• [YOUR OBJECTIVE]
Below is a block of records; repeat all of them exactly.

• [GIVEN RECORDS]
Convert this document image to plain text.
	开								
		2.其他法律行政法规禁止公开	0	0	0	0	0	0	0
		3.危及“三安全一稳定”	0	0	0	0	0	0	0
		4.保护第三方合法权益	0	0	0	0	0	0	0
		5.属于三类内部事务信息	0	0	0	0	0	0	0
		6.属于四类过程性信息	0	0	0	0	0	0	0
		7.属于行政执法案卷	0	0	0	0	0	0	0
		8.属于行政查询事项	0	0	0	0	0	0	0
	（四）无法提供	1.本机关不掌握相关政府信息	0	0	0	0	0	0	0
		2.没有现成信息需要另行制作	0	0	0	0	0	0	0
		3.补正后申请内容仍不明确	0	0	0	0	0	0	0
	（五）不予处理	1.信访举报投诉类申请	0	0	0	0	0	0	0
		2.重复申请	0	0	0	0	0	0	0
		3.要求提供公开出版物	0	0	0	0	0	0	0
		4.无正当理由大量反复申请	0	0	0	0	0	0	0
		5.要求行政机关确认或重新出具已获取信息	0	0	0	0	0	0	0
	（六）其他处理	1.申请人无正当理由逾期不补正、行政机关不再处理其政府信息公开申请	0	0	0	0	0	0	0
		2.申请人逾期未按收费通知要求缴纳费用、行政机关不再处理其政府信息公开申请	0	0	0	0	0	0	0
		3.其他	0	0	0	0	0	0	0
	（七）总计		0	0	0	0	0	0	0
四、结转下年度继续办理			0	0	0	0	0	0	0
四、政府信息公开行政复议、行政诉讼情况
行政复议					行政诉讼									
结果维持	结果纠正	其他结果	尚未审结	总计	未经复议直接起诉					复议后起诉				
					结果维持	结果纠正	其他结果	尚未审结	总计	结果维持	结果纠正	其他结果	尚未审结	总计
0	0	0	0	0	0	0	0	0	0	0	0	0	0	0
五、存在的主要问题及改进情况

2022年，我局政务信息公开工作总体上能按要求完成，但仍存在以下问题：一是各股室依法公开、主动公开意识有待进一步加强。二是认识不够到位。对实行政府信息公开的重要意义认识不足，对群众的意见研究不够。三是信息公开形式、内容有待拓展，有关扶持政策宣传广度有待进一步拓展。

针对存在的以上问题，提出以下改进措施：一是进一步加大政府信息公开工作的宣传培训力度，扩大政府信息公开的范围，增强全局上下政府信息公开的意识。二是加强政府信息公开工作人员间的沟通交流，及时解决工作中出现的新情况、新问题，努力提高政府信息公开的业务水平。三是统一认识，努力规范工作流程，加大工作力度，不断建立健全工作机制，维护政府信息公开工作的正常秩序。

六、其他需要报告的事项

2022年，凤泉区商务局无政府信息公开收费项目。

• [PROBLEM SOLUTION]
Convert this document image to plain text.
	开								
		2.其他法律行政法规禁止公开	0	0	0	0	0	0	0
		3.危及“三安全一稳定”	0	0	0	0	0	0	0
		4.保护第三方合法权益	0	0	0	0	0	0	0
		5.属于三类内部事务信息	0	0	0	0	0	0	0
		6.属于四类过程性信息	0	0	0	0	0	0	0
		7.属于行政执法案卷	0	0	0	0	0	0	0
		8.属于行政查询事项	0	0	0	0	0	0	0
	（四）无法提供	1.本机关不掌握相关政府信息	0	0	0	0	0	0	0
		2.没有现成信息需要另行制作	0	0	0	0	0	0	0
		3.补正后申请内容仍不明确	0	0	0	0	0	0	0
	（五）不予处理	1.信访举报投诉类申请	0	0	0	0	0	0	0
		2.重复申请	0	0	0	0	0	0	0
		3.要求提供公开出版物	0	0	0	0	0	0	0
		4.无正当理由大量反复申请	0	0	0	0	0	0	0
		5.要求行政机关确认或重新出具已获取信息	0	0	0	0	0	0	0
	（六）其他处理	1.申请人无正当理由逾期不补正、行政机关不再处理其政府信息公开申请	0	0	0	0	0	0	0
		2.申请人逾期未按收费通知要求缴纳费用、行政机关不再处理其政府信息公开申请	0	0	0	0	0	0	0
		3.其他	0	0	0	0	0	0	0
	（七）总计		0	0	0	0	0	0	0
四、结转下年度继续办理			0	0	0	0	0	0	0
四、政府信息公开行政复议、行政诉讼情况
行政复议					行政诉讼									
结果维持	结果纠正	其他结果	尚未审结	总计	未经复议直接起诉					复议后起诉				
					结果维持	结果纠正	其他结果	尚未审结	总计	结果维持	结果纠正	其他结果	尚未审结	总计
0	0	0	0	0	0	0	0	0	0	0	0	0	0	0
五、存在的主要问题及改进情况

2022年，我局政务信息公开工作总体上能按要求完成，但仍存在以下问题：一是各股室依法公开、主动公开意识有待进一步加强。二是认识不够到位。对实行政府信息公开的重要意义认识不足，对群众的意见研究不够。三是信息公开形式、内容有待拓展，有关扶持政策宣传广度有待进一步拓展。

针对存在的以上问题，提出以下改进措施：一是进一步加大政府信息公开工作的宣传培训力度，扩大政府信息公开的范围，增强全局上下政府信息公开的意识。二是加强政府信息公开工作人员间的沟通交流，及时解决工作中出现的新情况、新问题，努力提高政府信息公开的业务水平。三是统一认识，努力规范工作流程，加大工作力度，不断建立健全工作机制，维护政府信息公开工作的正常秩序。

六、其他需要报告的事项

2022年，凤泉区商务局无政府信息公开收费项目。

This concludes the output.